• [TO DO]: Copy the data below exactly.

— START —

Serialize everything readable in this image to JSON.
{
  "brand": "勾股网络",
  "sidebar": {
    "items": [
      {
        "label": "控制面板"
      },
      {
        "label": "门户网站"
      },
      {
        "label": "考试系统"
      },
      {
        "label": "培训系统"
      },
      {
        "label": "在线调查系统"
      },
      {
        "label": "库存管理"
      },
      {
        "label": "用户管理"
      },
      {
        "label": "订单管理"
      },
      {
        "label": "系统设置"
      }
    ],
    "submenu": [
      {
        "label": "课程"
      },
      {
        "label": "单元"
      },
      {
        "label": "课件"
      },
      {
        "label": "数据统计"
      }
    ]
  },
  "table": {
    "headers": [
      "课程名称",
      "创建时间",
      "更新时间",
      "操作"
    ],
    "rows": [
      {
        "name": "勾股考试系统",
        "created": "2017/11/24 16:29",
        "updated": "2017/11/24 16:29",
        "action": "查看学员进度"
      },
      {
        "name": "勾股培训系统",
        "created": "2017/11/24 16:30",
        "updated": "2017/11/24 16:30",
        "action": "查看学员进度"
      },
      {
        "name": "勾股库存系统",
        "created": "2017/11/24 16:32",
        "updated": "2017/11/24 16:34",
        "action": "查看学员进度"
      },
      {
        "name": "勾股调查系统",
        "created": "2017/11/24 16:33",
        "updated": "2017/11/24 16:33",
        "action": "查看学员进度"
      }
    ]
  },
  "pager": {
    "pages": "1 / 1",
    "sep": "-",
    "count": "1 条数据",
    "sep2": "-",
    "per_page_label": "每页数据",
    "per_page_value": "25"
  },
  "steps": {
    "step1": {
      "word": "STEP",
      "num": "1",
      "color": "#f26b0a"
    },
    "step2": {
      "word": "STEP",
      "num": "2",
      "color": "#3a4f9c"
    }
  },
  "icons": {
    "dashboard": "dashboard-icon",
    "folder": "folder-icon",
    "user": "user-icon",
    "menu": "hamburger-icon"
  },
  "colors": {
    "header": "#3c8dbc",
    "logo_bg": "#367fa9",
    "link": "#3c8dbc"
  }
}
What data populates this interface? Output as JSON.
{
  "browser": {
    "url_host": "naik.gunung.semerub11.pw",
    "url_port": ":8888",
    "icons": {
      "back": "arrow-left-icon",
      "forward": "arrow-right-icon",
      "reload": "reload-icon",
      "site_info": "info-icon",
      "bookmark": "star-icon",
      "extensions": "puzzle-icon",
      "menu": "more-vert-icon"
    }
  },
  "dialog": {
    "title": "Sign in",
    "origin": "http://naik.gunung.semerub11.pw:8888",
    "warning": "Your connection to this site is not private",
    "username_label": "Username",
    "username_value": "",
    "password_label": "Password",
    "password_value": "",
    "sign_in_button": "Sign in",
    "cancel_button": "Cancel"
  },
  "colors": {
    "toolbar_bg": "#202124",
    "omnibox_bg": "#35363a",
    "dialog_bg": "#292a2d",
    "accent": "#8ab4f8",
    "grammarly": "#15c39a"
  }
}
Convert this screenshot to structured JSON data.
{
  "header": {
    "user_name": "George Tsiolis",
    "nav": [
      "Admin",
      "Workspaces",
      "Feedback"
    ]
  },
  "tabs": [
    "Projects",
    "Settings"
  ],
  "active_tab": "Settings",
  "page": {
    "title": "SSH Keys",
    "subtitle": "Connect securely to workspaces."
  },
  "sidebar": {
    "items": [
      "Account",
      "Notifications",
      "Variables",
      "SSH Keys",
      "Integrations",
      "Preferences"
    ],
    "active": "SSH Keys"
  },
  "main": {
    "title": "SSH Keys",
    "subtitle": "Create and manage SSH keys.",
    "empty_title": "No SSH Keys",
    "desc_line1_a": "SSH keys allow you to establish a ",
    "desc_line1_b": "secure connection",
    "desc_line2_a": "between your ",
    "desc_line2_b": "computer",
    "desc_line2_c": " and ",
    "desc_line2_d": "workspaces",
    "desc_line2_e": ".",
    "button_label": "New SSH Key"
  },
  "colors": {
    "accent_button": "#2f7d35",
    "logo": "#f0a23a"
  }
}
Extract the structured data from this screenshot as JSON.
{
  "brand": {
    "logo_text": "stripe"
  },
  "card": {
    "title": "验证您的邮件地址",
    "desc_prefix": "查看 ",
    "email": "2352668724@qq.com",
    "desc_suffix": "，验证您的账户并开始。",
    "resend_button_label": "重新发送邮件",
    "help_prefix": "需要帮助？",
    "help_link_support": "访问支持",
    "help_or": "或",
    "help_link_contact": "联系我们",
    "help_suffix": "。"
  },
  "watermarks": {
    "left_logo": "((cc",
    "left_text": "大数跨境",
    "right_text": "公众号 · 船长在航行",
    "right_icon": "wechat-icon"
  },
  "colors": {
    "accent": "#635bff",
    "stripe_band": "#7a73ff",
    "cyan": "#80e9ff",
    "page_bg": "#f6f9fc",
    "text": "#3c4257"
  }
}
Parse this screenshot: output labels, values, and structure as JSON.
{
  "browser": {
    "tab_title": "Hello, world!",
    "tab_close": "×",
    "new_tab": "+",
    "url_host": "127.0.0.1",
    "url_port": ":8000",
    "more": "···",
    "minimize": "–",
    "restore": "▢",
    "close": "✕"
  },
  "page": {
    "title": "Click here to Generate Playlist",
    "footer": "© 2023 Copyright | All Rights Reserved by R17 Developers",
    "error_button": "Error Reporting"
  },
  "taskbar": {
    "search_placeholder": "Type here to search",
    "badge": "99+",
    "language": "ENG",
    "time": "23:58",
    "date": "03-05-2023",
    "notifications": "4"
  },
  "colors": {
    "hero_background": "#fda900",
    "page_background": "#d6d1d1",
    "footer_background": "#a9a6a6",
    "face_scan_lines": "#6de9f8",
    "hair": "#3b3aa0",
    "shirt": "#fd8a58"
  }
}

— END —

• [FINAL RESULT]:
Serialize everything readable in this image to JSON.
{
  "brand": "勾股网络",
  "sidebar": {
    "items": [
      {
        "label": "控制面板"
      },
      {
        "label": "门户网站"
      },
      {
        "label": "考试系统"
      },
      {
        "label": "培训系统"
      },
      {
        "label": "在线调查系统"
      },
      {
        "label": "库存管理"
      },
      {
        "label": "用户管理"
      },
      {
        "label": "订单管理"
      },
      {
        "label": "系统设置"
      }
    ],
    "submenu": [
      {
        "label": "课程"
      },
      {
        "label": "单元"
      },
      {
        "label": "课件"
      },
      {
        "label": "数据统计"
      }
    ]
  },
  "table": {
    "headers": [
      "课程名称",
      "创建时间",
      "更新时间",
      "操作"
    ],
    "rows": [
      {
        "name": "勾股考试系统",
        "created": "2017/11/24 16:29",
        "updated": "2017/11/24 16:29",
        "action": "查看学员进度"
      },
      {
        "name": "勾股培训系统",
        "created": "2017/11/24 16:30",
        "updated": "2017/11/24 16:30",
        "action": "查看学员进度"
      },
      {
        "name": "勾股库存系统",
        "created": "2017/11/24 16:32",
        "updated": "2017/11/24 16:34",
        "action": "查看学员进度"
      },
      {
        "name": "勾股调查系统",
        "created": "2017/11/24 16:33",
        "updated": "2017/11/24 16:33",
        "action": "查看学员进度"
      }
    ]
  },
  "pager": {
    "pages": "1 / 1",
    "sep": "-",
    "count": "1 条数据",
    "sep2": "-",
    "per_page_label": "每页数据",
    "per_page_value": "25"
  },
  "steps": {
    "step1": {
      "word": "STEP",
      "num": "1",
      "color": "#f26b0a"
    },
    "step2": {
      "word": "STEP",
      "num": "2",
      "color": "#3a4f9c"
    }
  },
  "icons": {
    "dashboard": "dashboard-icon",
    "folder": "folder-icon",
    "user": "user-icon",
    "menu": "hamburger-icon"
  },
  "colors": {
    "header": "#3c8dbc",
    "logo_bg": "#367fa9",
    "link": "#3c8dbc"
  }
}
What data populates this interface? Output as JSON.
{
  "browser": {
    "url_host": "naik.gunung.semerub11.pw",
    "url_port": ":8888",
    "icons": {
      "back": "arrow-left-icon",
      "forward": "arrow-right-icon",
      "reload": "reload-icon",
      "site_info": "info-icon",
      "bookmark": "star-icon",
      "extensions": "puzzle-icon",
      "menu": "more-vert-icon"
    }
  },
  "dialog": {
    "title": "Sign in",
    "origin": "http://naik.gunung.semerub11.pw:8888",
    "warning": "Your connection to this site is not private",
    "username_label": "Username",
    "username_value": "",
    "password_label": "Password",
    "password_value": "",
    "sign_in_button": "Sign in",
    "cancel_button": "Cancel"
  },
  "colors": {
    "toolbar_bg": "#202124",
    "omnibox_bg": "#35363a",
    "dialog_bg": "#292a2d",
    "accent": "#8ab4f8",
    "grammarly": "#15c39a"
  }
}
Convert this screenshot to structured JSON data.
{
  "header": {
    "user_name": "George Tsiolis",
    "nav": [
      "Admin",
      "Workspaces",
      "Feedback"
    ]
  },
  "tabs": [
    "Projects",
    "Settings"
  ],
  "active_tab": "Settings",
  "page": {
    "title": "SSH Keys",
    "subtitle": "Connect securely to workspaces."
  },
  "sidebar": {
    "items": [
      "Account",
      "Notifications",
      "Variables",
      "SSH Keys",
      "Integrations",
      "Preferences"
    ],
    "active": "SSH Keys"
  },
  "main": {
    "title": "SSH Keys",
    "subtitle": "Create and manage SSH keys.",
    "empty_title": "No SSH Keys",
    "desc_line1_a": "SSH keys allow you to establish a ",
    "desc_line1_b": "secure connection",
    "desc_line2_a": "between your ",
    "desc_line2_b": "computer",
    "desc_line2_c": " and ",
    "desc_line2_d": "workspaces",
    "desc_line2_e": ".",
    "button_label": "New SSH Key"
  },
  "colors": {
    "accent_button": "#2f7d35",
    "logo": "#f0a23a"
  }
}
Extract the structured data from this screenshot as JSON.
{
  "brand": {
    "logo_text": "stripe"
  },
  "card": {
    "title": "验证您的邮件地址",
    "desc_prefix": "查看 ",
    "email": "2352668724@qq.com",
    "desc_suffix": "，验证您的账户并开始。",
    "resend_button_label": "重新发送邮件",
    "help_prefix": "需要帮助？",
    "help_link_support": "访问支持",
    "help_or": "或",
    "help_link_contact": "联系我们",
    "help_suffix": "。"
  },
  "watermarks": {
    "left_logo": "((cc",
    "left_text": "大数跨境",
    "right_text": "公众号 · 船长在航行",
    "right_icon": "wechat-icon"
  },
  "colors": {
    "accent": "#635bff",
    "stripe_band": "#7a73ff",
    "cyan": "#80e9ff",
    "page_bg": "#f6f9fc",
    "text": "#3c4257"
  }
}
Parse this screenshot: output labels, values, and structure as JSON.
{
  "browser": {
    "tab_title": "Hello, world!",
    "tab_close": "×",
    "new_tab": "+",
    "url_host": "127.0.0.1",
    "url_port": ":8000",
    "more": "···",
    "minimize": "–",
    "restore": "▢",
    "close": "✕"
  },
  "page": {
    "title": "Click here to Generate Playlist",
    "footer": "© 2023 Copyright | All Rights Reserved by R17 Developers",
    "error_button": "Error Reporting"
  },
  "taskbar": {
    "search_placeholder": "Type here to search",
    "badge": "99+",
    "language": "ENG",
    "time": "23:58",
    "date": "03-05-2023",
    "notifications": "4"
  },
  "colors": {
    "hero_background": "#fda900",
    "page_background": "#d6d1d1",
    "footer_background": "#a9a6a6",
    "face_scan_lines": "#6de9f8",
    "hair": "#3b3aa0",
    "shirt": "#fd8a58"
  }
}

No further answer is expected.